- [TASK]
In the material below, find every line with "JSON" and pull it out.

- [DATA LISTING]
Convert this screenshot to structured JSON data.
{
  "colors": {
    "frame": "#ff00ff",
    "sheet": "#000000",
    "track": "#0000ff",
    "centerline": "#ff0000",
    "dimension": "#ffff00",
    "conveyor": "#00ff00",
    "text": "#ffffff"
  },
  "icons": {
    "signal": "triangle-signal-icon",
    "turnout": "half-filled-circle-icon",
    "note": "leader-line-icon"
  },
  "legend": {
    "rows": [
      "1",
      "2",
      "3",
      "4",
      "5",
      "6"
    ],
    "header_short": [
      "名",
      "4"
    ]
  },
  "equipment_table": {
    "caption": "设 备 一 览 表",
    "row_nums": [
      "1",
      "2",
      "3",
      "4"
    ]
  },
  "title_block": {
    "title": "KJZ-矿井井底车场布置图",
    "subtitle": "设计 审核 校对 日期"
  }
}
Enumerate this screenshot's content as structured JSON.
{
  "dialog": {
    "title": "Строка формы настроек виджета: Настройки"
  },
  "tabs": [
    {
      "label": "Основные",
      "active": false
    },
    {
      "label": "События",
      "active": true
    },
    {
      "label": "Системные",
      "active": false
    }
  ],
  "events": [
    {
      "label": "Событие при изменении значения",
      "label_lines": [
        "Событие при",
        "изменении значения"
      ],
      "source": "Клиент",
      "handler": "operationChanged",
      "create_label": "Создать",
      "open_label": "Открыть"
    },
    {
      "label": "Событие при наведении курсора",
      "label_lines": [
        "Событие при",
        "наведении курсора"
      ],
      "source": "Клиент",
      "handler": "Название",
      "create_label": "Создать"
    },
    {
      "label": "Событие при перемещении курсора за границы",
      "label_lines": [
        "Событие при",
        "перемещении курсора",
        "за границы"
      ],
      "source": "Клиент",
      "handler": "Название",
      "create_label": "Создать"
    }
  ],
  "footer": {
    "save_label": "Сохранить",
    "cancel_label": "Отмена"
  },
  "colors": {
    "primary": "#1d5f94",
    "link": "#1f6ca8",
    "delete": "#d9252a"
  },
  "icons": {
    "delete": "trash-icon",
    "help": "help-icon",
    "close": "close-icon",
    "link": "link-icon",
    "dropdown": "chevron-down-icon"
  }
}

- [WRITTEN SOLUTION]
Convert this screenshot to structured JSON data.
Enumerate this screenshot's content as structured JSON.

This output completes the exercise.